### Extrait fourni

J’accompagne Mathilde dans sa recherche de métiers. Elle est en seconde et ça fait sept ans qu’elle fait du théâtre et de l’équitation. Elle adore le théâtre et tout ce qu’il y a autour: la mise en scène, la réalisation du spectacle, les décors. C’est vraiment quelque chose qu’elle aime beaucoup. Je lui ai proposé d’interviewer un comédien (un métier qui l’intéresse beaucoup) pour qu’elle puisse plus facilement se projeter.
Nous avons donc poser quelques questions à Guillaume, Comédien depuis 2012. Guillaume nous a partagé sa passion et sa vision du métier. Merci à Guillaume pour ce témoignage enrichissant en toute transparence.

Quel est ton parcours?
C’est un métier où les parcours sont très différents de tout ce que j’ai pu rencontré, il y a un profil plus classique qui ressort : beaucoup de comédiens ont fait des études littéraires.
Il n’y a pas de règle et surtout il n’y a besoin d’aucun diplôme officiellement.
Moi, j’ai eu un parcours scientifique, que j’ai passé deux fois, ce n’était pas ma grande spécialité. J’ai commencé à faire la fac de médecine, j’ai loupé deux fois la première année. J’y étais plus par obligation familiale et ça ne me plaisait pas. J’ai donc arrêté mes études.
J’ai travaillé un été dans la morgue de l’hôpital, qui était à côté de chez moi, car j’avais besoin d’argent. C’était une expérience enrichissante sur tous les points de vue.
A 22 ans, je ne faisais que des petits boulots alimentaires pour payer mon loyer.
Puis j’ai sombré petit à petit dans une dépression. J’allais bosser le matin puis je rentrais chez moi vers midi – 13 heures. Je restais assis sur mon canapé, je pleurais toute la journée. Je vivais un peu la vie de ma copine de l’époque par procuration, parce que je n’avais pas grand chose à faire, parce que je ne savais pas quoi faire.
A force de pleurer sur mon canapé… Un jour, j’ai vu un film passer à la télé et je me suis dit c’est ça que je veux faire.
Donc j’ai commencé à me renseigner un peu. J’ai été au CROUSS de ma fac. J’avais demandé à une conseillère d’orientation. elle m’a dit :”ne faites surtout pas ce métier, ça ne mènera à rien. Faites plutôt une fac de psycho avec votre parcours c’est plus sûr. “ Elle était limite à m’arracher le classeur des mains. Les seules deux brochures qu’il y avait c’était sur le cours Florent et le cours Simon.

######
### Liste des données

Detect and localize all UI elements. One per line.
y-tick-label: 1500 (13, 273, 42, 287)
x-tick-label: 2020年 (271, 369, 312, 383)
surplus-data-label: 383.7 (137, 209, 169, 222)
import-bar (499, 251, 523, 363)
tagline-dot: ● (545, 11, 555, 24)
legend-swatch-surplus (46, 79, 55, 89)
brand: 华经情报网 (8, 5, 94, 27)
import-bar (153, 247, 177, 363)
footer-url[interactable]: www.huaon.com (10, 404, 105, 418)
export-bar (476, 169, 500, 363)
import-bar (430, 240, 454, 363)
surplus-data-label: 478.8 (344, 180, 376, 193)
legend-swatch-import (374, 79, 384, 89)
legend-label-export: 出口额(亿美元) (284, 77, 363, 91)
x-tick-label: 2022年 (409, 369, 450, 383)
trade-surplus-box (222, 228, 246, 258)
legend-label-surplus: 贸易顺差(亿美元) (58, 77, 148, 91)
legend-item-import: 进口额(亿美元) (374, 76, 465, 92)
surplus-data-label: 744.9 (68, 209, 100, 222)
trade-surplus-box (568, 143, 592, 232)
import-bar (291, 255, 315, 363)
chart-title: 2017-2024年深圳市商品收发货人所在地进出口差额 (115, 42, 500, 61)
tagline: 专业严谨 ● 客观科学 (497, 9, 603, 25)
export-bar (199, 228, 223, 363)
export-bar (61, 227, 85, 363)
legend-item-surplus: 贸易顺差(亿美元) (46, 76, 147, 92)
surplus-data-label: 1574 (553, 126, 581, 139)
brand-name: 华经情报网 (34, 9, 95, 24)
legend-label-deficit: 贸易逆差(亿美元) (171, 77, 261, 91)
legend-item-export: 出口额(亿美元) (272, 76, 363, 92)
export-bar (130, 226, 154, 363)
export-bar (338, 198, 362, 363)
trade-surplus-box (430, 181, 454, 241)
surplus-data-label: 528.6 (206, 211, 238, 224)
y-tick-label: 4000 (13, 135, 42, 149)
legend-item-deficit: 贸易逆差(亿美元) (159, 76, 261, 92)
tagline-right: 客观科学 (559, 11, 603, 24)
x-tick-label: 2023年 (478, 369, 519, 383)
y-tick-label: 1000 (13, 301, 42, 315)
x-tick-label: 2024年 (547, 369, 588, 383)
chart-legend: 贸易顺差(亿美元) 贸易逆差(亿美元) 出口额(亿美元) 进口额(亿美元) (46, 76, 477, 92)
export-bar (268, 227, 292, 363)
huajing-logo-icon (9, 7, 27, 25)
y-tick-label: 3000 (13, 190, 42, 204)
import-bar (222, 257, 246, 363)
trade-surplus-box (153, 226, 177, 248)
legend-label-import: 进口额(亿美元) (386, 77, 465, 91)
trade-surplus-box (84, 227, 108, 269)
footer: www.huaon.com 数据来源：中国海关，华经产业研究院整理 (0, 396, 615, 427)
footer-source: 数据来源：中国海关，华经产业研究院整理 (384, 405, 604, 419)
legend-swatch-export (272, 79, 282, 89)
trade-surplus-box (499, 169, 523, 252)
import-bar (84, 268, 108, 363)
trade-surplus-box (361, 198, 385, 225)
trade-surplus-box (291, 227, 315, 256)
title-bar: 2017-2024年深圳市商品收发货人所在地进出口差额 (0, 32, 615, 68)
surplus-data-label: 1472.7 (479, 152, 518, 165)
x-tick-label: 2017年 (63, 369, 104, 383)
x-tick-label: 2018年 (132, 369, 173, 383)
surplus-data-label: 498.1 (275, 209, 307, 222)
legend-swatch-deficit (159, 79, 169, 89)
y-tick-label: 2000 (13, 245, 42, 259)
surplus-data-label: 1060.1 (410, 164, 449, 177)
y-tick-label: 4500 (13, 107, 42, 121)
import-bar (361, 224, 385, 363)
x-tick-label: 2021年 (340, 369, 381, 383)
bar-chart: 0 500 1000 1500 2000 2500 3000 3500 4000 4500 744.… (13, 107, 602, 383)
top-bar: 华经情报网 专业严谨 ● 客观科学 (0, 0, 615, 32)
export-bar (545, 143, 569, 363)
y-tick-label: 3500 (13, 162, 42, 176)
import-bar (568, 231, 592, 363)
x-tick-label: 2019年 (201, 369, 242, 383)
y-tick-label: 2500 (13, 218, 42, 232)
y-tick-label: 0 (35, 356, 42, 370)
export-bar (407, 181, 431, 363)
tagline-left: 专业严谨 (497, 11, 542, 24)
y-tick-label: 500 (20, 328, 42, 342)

######

### Consigne
Reproduisez tel quel le passage du témoignage, en commençant par « C’est un métier » et en allant jusqu'à « payer mon loyer. ». Les données n'ont aucun lien avec le témoignage.

### Solution
C’est un métier où les parcours sont très différents de tout ce que j’ai pu rencontré, il y a un profil plus classique qui ressort : beaucoup de comédiens ont fait des études littéraires.
Il n’y a pas de règle et surtout il n’y a besoin d’aucun diplôme officiellement.
Moi, j’ai eu un parcours scientifique, que j’ai passé deux fois, ce n’était pas ma grande spécialité. J’ai commencé à faire la fac de médecine, j’ai loupé deux fois la première année. J’y étais plus par obligation familiale et ça ne me plaisait pas. J’ai donc arrêté mes études.
J’ai travaillé un été dans la morgue de l’hôpital, qui était à côté de chez moi, car j’avais besoin d’argent. C’était une expérience enrichissante sur tous les points de vue.
A 22 ans, je ne faisais que des petits boulots alimentaires pour payer mon loyer.